Problem statement ::
Where a line holds "Basketball", copy it.

Entries with figure data ::
* * * *

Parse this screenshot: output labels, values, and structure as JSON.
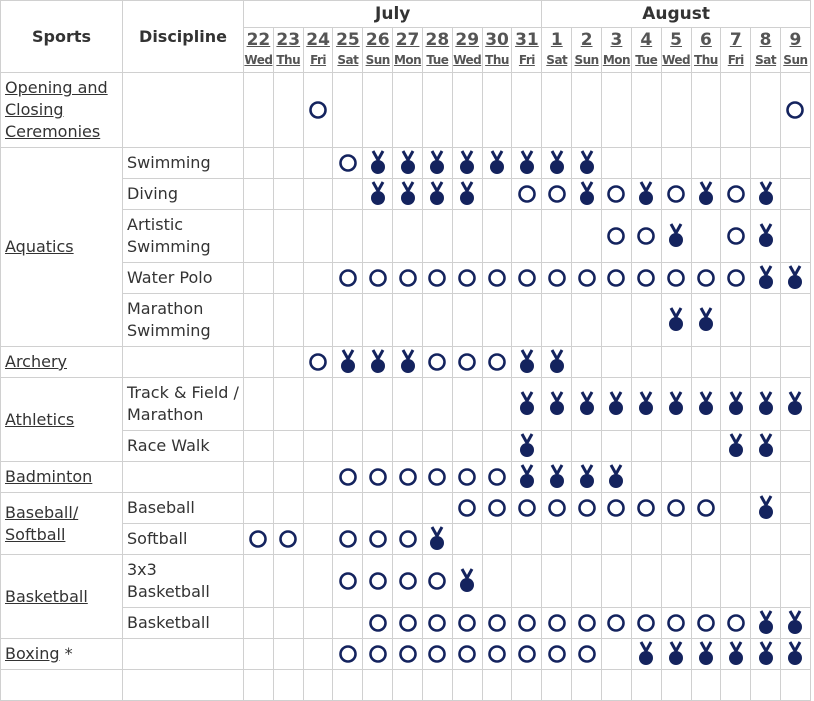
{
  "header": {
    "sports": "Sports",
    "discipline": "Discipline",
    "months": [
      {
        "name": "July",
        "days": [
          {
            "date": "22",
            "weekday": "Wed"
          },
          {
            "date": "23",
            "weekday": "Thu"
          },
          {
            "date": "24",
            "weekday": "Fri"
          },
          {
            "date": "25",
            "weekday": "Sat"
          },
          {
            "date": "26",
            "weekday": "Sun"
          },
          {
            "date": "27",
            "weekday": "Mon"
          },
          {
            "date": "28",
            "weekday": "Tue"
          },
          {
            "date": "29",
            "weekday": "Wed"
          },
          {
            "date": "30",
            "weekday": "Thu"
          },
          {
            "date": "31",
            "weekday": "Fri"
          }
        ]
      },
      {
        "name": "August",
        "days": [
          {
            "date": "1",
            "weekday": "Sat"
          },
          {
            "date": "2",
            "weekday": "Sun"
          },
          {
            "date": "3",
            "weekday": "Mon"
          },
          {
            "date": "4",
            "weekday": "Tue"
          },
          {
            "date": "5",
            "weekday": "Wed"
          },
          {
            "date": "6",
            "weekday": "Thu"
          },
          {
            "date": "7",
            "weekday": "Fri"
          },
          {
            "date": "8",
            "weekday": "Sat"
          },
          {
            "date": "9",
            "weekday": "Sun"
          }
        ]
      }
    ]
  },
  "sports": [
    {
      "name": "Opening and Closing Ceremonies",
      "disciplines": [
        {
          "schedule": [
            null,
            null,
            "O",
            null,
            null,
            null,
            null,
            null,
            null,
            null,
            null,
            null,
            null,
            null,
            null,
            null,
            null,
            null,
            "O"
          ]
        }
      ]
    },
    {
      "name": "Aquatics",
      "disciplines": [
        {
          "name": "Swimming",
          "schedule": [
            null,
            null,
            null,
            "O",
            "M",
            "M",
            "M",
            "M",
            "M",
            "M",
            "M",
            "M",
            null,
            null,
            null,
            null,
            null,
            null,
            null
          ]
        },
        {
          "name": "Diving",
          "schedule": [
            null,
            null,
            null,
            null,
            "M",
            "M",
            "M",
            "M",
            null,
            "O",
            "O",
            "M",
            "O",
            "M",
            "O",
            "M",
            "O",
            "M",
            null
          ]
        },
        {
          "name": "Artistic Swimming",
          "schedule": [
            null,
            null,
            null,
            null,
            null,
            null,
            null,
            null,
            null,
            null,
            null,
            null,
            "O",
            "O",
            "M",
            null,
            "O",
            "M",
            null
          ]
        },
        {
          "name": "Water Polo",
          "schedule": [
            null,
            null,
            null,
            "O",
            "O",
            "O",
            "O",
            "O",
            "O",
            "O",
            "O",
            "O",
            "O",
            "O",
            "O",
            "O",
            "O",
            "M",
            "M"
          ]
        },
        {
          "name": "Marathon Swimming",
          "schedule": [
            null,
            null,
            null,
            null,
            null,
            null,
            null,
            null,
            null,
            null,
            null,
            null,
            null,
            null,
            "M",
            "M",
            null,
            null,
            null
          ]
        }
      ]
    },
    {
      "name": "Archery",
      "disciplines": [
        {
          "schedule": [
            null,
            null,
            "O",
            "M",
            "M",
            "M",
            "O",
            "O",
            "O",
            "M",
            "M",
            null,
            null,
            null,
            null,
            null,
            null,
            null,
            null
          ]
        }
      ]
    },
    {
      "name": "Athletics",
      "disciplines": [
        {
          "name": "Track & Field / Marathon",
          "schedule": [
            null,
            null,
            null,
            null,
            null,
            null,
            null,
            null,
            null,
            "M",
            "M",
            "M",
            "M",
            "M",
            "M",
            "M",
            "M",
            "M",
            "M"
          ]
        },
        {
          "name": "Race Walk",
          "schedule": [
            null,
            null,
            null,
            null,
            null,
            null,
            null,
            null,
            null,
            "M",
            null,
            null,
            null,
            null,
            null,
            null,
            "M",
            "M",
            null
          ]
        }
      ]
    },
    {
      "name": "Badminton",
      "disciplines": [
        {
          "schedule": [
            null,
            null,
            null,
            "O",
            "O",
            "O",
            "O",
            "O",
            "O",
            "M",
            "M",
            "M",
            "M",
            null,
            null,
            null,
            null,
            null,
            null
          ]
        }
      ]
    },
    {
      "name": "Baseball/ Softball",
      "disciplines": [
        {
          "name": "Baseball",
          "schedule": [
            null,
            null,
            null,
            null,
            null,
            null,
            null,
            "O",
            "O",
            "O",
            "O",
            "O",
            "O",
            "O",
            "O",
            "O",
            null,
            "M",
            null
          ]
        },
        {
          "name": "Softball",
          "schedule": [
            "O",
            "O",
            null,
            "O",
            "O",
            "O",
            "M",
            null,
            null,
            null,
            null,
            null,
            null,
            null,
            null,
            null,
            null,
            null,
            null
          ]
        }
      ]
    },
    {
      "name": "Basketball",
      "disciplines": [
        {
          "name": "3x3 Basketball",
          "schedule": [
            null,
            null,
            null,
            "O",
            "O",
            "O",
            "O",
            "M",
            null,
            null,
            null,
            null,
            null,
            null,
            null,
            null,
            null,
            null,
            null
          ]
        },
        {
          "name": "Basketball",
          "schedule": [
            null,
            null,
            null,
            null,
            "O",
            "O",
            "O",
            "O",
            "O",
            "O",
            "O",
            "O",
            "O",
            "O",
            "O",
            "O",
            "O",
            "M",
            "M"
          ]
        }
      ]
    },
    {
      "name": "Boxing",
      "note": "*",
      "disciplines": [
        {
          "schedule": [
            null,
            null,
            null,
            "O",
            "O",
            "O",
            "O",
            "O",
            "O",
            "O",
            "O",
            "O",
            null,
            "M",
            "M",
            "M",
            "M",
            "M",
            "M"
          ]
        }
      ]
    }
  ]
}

* * * *

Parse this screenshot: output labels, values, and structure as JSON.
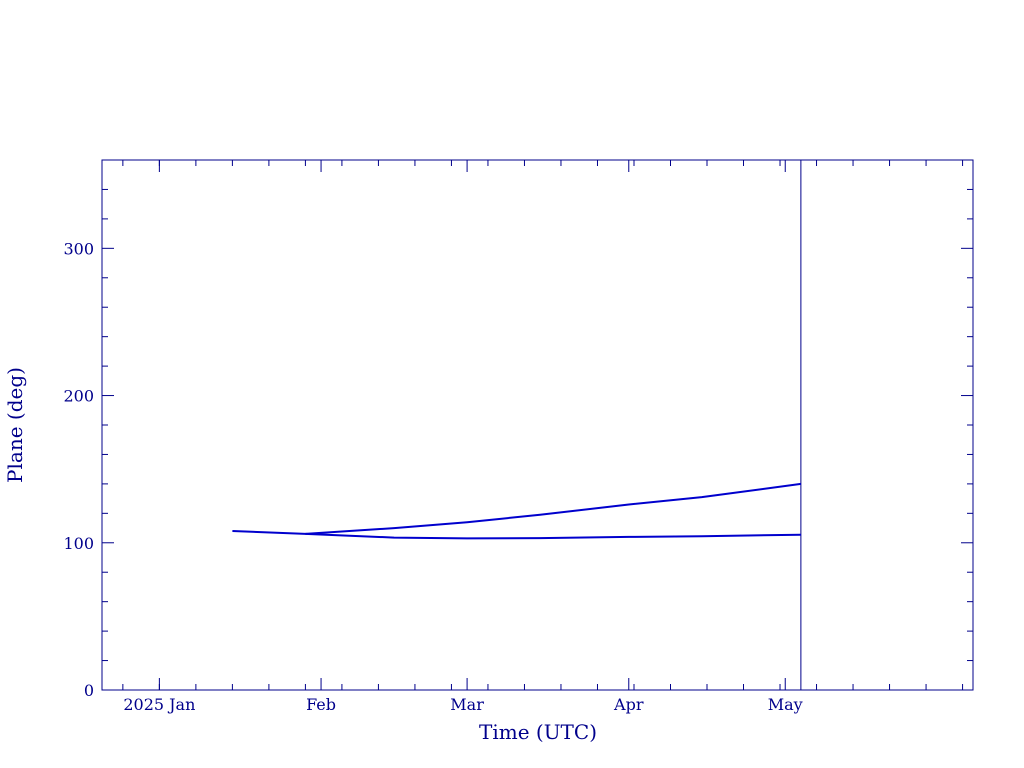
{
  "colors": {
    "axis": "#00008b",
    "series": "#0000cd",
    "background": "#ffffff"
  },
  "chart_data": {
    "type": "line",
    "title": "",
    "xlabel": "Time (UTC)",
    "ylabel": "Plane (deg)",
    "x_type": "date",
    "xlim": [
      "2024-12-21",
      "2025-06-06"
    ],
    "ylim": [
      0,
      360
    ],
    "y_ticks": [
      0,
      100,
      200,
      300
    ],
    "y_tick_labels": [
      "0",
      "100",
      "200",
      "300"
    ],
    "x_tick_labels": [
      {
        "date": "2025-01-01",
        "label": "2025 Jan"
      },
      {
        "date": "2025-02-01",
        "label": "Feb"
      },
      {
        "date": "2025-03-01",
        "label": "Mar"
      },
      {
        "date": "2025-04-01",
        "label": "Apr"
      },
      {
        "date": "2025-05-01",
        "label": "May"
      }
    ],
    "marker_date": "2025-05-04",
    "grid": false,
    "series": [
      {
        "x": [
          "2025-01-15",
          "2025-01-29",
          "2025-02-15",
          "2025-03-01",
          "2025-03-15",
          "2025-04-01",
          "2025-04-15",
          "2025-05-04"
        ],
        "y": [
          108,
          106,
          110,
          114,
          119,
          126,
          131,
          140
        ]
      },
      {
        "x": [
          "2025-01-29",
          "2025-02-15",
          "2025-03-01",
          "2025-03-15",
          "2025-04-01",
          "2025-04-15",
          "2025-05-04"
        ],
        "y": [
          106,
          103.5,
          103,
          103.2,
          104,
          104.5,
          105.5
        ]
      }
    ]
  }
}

* * * *

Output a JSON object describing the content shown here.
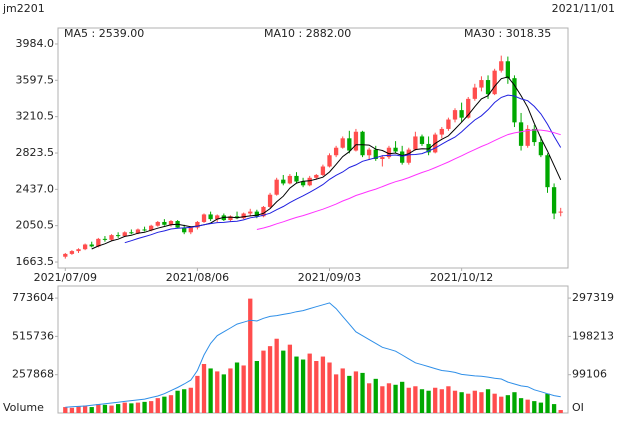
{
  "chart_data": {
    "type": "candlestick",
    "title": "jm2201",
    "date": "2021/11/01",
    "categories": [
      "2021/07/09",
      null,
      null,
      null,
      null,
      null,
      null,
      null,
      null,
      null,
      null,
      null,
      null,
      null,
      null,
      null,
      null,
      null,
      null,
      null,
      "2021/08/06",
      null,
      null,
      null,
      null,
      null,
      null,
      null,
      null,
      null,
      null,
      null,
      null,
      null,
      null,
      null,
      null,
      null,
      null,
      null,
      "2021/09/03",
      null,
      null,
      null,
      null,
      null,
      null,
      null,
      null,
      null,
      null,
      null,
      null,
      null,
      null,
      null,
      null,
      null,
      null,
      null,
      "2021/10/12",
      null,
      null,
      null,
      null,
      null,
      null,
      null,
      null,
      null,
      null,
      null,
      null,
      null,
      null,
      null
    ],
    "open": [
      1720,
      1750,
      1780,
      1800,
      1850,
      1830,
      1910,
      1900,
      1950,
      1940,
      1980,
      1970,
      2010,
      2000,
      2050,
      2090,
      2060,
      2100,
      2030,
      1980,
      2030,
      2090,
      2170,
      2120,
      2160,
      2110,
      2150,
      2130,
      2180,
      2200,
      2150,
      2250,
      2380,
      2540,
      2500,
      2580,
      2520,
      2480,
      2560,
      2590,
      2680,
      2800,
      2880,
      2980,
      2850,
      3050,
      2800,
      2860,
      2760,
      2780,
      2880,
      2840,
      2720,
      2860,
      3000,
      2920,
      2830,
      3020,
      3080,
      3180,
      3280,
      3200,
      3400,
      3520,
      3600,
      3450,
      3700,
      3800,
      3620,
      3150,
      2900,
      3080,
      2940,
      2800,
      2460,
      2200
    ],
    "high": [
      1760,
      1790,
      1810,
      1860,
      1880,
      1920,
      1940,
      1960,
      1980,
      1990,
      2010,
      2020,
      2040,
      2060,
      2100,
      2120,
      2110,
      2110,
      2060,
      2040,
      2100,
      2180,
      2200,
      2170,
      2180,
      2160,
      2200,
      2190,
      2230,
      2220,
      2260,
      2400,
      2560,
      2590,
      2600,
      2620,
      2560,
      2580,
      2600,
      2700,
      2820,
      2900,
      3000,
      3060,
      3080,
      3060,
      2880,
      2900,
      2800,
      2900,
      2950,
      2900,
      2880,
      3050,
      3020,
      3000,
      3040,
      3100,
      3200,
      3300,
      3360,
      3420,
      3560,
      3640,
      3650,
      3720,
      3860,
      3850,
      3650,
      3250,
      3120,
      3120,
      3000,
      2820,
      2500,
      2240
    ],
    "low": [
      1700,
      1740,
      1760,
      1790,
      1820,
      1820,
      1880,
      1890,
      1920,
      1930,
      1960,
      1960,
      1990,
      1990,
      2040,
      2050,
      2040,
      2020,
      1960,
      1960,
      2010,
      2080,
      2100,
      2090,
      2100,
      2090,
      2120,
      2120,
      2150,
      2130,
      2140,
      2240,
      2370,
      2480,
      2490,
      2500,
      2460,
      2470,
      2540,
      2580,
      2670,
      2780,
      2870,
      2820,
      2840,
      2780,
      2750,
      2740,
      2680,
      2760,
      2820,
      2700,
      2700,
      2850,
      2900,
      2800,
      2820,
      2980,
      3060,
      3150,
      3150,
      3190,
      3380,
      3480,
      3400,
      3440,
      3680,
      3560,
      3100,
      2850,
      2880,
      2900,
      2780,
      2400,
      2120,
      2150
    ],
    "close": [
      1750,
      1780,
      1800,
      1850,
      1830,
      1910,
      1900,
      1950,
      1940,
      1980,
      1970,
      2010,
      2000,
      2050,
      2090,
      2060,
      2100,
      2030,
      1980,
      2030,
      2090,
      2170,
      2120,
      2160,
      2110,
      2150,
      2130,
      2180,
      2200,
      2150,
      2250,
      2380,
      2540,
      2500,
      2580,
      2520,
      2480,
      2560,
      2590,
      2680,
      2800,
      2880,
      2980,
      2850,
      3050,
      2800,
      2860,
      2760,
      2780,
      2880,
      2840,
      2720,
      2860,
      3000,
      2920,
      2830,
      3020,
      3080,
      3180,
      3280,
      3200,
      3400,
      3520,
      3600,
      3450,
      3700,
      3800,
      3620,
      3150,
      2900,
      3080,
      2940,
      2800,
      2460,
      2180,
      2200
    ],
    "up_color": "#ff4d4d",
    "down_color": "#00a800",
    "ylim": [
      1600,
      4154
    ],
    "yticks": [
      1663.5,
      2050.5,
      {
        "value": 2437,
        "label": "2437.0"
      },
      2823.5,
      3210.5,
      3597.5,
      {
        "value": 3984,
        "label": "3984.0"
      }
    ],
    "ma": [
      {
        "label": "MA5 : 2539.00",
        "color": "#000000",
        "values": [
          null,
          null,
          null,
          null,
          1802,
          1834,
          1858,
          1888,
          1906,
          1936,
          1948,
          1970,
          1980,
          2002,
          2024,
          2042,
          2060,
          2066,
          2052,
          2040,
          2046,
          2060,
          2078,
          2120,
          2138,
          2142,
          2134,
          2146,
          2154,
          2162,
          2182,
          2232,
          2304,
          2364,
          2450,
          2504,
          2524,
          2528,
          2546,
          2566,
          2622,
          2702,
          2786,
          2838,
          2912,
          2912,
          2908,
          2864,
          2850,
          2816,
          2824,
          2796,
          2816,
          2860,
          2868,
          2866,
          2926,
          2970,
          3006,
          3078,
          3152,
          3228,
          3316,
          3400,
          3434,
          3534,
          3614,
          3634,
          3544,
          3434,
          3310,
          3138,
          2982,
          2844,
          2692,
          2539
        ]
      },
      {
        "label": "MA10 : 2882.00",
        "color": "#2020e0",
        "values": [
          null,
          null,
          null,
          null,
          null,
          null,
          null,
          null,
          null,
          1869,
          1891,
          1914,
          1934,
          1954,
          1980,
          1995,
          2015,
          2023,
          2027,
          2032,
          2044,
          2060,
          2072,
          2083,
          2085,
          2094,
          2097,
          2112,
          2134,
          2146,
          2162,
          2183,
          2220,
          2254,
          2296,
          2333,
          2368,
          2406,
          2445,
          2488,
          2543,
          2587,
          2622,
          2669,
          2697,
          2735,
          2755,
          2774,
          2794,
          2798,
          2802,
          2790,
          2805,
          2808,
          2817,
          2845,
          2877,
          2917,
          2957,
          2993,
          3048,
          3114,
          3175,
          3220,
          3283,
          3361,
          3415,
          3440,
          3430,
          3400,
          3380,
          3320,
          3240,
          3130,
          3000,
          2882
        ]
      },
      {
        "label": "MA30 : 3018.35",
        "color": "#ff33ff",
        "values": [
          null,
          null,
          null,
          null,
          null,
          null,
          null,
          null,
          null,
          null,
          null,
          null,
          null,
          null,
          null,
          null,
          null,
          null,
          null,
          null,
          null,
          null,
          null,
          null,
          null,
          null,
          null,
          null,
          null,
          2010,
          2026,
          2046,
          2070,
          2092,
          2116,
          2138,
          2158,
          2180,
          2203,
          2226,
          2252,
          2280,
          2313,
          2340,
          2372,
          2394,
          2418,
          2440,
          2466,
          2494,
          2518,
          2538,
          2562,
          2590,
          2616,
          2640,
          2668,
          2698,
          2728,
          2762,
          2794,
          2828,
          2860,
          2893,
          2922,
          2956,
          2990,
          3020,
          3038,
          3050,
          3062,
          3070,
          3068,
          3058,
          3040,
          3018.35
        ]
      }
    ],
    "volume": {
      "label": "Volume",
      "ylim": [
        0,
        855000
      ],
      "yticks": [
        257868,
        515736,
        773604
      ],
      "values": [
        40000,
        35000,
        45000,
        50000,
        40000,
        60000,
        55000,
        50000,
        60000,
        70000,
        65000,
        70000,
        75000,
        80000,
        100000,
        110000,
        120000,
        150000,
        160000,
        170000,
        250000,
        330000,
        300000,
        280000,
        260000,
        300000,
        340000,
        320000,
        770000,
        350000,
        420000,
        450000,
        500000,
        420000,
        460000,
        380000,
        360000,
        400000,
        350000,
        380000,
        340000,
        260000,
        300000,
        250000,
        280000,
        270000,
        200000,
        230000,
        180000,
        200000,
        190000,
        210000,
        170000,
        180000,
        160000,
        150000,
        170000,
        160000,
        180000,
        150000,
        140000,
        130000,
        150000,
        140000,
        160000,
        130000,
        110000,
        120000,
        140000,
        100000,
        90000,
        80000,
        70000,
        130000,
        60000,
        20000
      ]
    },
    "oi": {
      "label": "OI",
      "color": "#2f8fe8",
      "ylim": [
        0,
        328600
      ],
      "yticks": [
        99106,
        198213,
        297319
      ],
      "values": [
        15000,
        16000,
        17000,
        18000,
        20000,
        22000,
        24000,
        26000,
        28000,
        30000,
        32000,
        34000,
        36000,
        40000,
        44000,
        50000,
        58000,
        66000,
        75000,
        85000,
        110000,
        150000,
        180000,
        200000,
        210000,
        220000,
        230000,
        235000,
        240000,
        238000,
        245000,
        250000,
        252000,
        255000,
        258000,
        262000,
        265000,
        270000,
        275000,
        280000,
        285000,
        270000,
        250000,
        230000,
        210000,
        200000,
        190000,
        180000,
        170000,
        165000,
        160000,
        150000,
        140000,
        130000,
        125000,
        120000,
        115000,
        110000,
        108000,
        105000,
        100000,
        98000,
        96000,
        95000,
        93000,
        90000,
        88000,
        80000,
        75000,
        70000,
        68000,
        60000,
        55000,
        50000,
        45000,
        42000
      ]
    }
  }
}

* * * *

Response to this exercise ::
      "name": "Basketball",
          "name": "3x3 Basketball",
          "name": "Basketball",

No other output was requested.